Gestellte Aufgabe A -> Welche Verpflichtungsermächtigung wurde laut dem Text zum BOS-Digitalfunk im Doppelhaushalt 2005/2006 für das Projekt veranschlagt?

BOS-Digitalfunk Baden-Württemberg [Beitrag Nr. 6]

Einführung und Betrieb des BOS-Digitalfunks kosten Baden-Württemberg nach einer Kostenberechnung der Finanzkontrolle bis 2021 mindestens 637 Mio. Euro. Ab 2022 muss mit jährlichen Folgekosten von durchschnittlich 50 Mio. Euro gerechnet werden.

Die ursprünglich im Haushalt veranschlagten Projektkosten von 400 Mio. Euro waren von Anfang an kleingerechnet und wurden erst sehr spät dem tatsächlichen Bedarf angepasst.

1 Ausgangslage

Bund und Länder bauen für die Behörden und Organisationen mit Sicherheitsaufgaben (BOS) ein gemeinsames Digitalfunknetz auf. Es soll das veraltete BOS-Analogfunknetz ablösen. Ziel ist es, bundesweit eine abhörsichere, störungsfreie und schnelle Kommunikation zwischen den BOS zu ermöglichen. Zur Planung und Durchführung des Projekts in Baden-Württemberg gründete das Land die Projektorganisation „BOS-Digitalfunk Baden-Württemberg“. Für das Projekt wurde im Doppelhaushalt 2005/2006 eine Verpflichtungsermächtigung von 400 Mio. Euro veranschlagt.

Seit 2004 wird das Vorhaben von einem Lenkungsausschuss gesteuert, in dem der Rechnungshof seit 2008 beratend vertreten ist. In der 16. Sitzung im Juni 2011 wurden um 160 Mio. Euro höhere Ausgaben genannt als ursprünglich geplant. Das war Anlass für unsere Prüfung. Sie soll die vollständigen Kosten für Einführung und laufenden Betrieb des BOS-Digitalfunks in Baden-Württemberg aufzeigen. Ferner soll sie die Folgekosten für den Betrieb sowie den notwendigen technischen Refresh ab 2022 abschätzen.

2 Prüfungsergebnisse

2.1 Zuständigkeiten und Finanzierung

Der BOS-Digitalfunk basiert auf einer komplexen technischen Infrastruktur. Aufbau und Betrieb verursachen enorme Kosten und erfordern eine enge Zusammenarbeit von Bund und Ländern. Die zentrale Steuerung des Projekts wurde der Bundesanstalt für den Digitalfunk der Behörden und Organisationen mit Sicherheitsaufgaben (BDBOS) übertragen. Zuständigkeiten für Errichtung, Betrieb sowie Finanzierung des Projekts und der BDBOS sind in umfangreichen Abkommen und Vereinbarungen zwischen den Beteiligten geregelt.

Der Bund finanziert Teilbereiche des BOS-Digitalfunks in Baden-Württemberg mit, die Hauptlast trägt jedoch das Land.

Auflistung zur Aufgabe ->
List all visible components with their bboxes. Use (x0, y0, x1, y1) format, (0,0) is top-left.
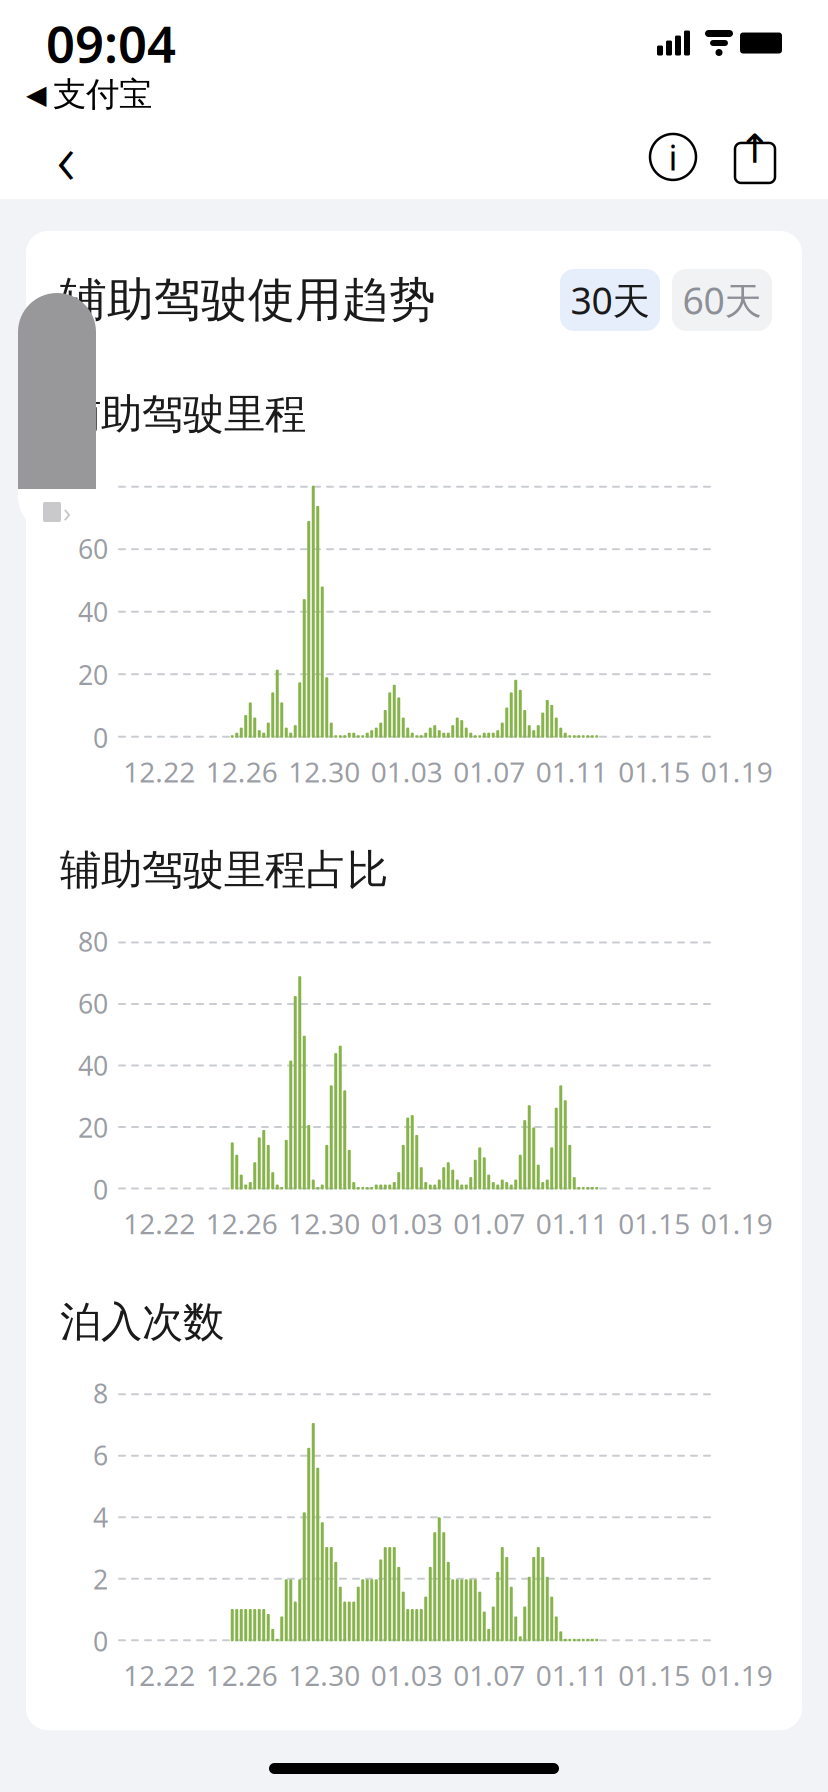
button[interactable]: Back (30, 121, 102, 193)
staticText: 辅助驾驶使用趋势 (60, 271, 436, 329)
staticText: › (63, 494, 71, 530)
staticText: 12.22 (123, 1657, 195, 1694)
staticText: 01.07 (453, 1205, 525, 1242)
staticText: 60 (78, 986, 108, 1021)
staticText: 60天 (682, 275, 762, 325)
staticText: 0 (93, 720, 108, 755)
staticText: 01.11 (536, 1205, 608, 1242)
staticText: 40 (78, 1048, 108, 1083)
staticText: ‹ (56, 109, 76, 205)
staticText: 12.22 (123, 1205, 195, 1242)
button[interactable]: 30天 (560, 269, 660, 331)
staticText: 01.03 (371, 753, 443, 790)
staticText: 01.15 (618, 1657, 690, 1694)
staticText: 01.03 (371, 1657, 443, 1694)
staticText: 支付宝 (53, 74, 152, 115)
staticText: 01.11 (536, 1657, 608, 1694)
staticText: 20 (78, 657, 108, 692)
staticText: 01.07 (453, 1657, 525, 1694)
staticText: 01.19 (701, 753, 773, 790)
staticText: 80 (78, 924, 108, 959)
staticText: 01.07 (453, 753, 525, 790)
staticText: 60 (78, 531, 108, 566)
staticText: 01.19 (701, 1657, 773, 1694)
staticText: 01.11 (536, 753, 608, 790)
staticText: 01.15 (618, 753, 690, 790)
staticText: 01.19 (701, 1205, 773, 1242)
staticText: 01.03 (371, 1205, 443, 1242)
staticText: 2 (93, 1562, 108, 1597)
staticText: 20 (78, 1110, 108, 1145)
staticText: 0 (93, 1624, 108, 1659)
button[interactable]: Information (640, 124, 706, 190)
staticText: 30天 (570, 275, 650, 325)
staticText: 0 (93, 1172, 108, 1207)
staticText: 12.22 (123, 753, 195, 790)
staticText: 12.30 (288, 1205, 360, 1242)
staticText: 01.15 (618, 1205, 690, 1242)
staticText: 09:04 (46, 9, 176, 77)
staticText: 12.26 (206, 1205, 278, 1242)
staticText: 12.26 (206, 1657, 278, 1694)
staticText: 辅助驾驶里程 (60, 389, 306, 440)
staticText: ◀ (26, 79, 47, 110)
staticText: 40 (78, 594, 108, 629)
staticText: 辅助驾驶里程占比 (60, 845, 388, 896)
button[interactable]: Share (722, 122, 788, 192)
staticText: ↑ (738, 126, 772, 172)
button[interactable]: 60天 (672, 269, 772, 331)
staticText: 12.26 (206, 753, 278, 790)
staticText: i (668, 134, 678, 180)
staticText: 6 (93, 1438, 108, 1473)
staticText: 8 (93, 1376, 108, 1411)
staticText: 泊入次数 (60, 1296, 224, 1347)
staticText: 12.30 (288, 1657, 360, 1694)
staticText: 12.30 (288, 753, 360, 790)
staticText: 4 (93, 1500, 108, 1535)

Gestellte Aufgabe B -> Gib aus der Auflistung die Zeilen von der Zeile mit "button[interactable]: Back (30, 121, 102, 193)" bis einschließlich der Zeile mit "button[interactable]: 30天 (560, 269, 660, 331)" unverändert wieder.

Endergebnis A -> 400 Mio. Euro.

Endergebnis B ->
button[interactable]: Back (30, 121, 102, 193)
staticText: 辅助驾驶使用趋势 (60, 271, 436, 329)
staticText: › (63, 494, 71, 530)
staticText: 12.22 (123, 1657, 195, 1694)
staticText: 01.07 (453, 1205, 525, 1242)
staticText: 60 (78, 986, 108, 1021)
staticText: 60天 (682, 275, 762, 325)
staticText: 0 (93, 720, 108, 755)
staticText: 01.11 (536, 1205, 608, 1242)
staticText: 40 (78, 1048, 108, 1083)
staticText: ‹ (56, 109, 76, 205)
staticText: 12.22 (123, 1205, 195, 1242)
button[interactable]: 30天 (560, 269, 660, 331)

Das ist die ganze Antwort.